* TASK INSTRUCTIONS: Check each line below for the word "your", and copy those that have it.

★ ★ ★ ★ ★ ★ ★

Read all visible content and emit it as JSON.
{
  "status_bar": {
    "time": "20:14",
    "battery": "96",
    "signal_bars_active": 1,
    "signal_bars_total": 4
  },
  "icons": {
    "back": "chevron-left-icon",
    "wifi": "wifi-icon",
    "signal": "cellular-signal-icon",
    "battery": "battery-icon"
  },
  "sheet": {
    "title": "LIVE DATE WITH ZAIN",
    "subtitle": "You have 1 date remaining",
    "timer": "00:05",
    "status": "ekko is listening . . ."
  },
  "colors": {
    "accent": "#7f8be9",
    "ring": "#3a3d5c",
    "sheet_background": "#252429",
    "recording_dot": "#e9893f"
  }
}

★ ★ ★ ★ ★ ★ ★

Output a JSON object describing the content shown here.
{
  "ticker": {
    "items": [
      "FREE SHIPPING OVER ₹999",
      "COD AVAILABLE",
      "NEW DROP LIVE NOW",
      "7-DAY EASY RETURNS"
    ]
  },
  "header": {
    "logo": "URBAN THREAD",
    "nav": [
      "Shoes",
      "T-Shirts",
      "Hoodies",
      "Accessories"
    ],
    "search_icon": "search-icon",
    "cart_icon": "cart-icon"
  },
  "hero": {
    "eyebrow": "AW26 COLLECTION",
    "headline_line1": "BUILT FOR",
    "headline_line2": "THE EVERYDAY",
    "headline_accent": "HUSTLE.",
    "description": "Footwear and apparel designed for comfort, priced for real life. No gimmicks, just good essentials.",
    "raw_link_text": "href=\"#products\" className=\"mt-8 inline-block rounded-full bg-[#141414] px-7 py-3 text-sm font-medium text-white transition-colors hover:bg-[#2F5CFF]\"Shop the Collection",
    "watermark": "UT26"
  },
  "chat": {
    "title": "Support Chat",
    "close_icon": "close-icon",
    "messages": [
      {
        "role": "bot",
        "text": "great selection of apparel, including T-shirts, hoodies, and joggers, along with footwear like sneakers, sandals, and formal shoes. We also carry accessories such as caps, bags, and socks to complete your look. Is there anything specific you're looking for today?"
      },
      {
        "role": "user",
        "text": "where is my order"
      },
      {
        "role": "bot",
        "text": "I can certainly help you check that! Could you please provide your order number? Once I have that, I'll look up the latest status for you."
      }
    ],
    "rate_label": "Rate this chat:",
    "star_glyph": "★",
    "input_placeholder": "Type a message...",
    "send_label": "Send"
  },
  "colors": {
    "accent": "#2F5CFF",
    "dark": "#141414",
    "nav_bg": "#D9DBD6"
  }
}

★ ★ ★ ★ ★ ★ ★

* FINISHED EXERCISE:
        "text": "great selection of apparel, including T-shirts, hoodies, and joggers, along with footwear like sneakers, sandals, and formal shoes. We also carry accessories such as caps, bags, and socks to complete your look. Is there anything specific you're looking for today?"
        "text": "I can certainly help you check that! Could you please provide your order number? Once I have that, I'll look up the latest status for you."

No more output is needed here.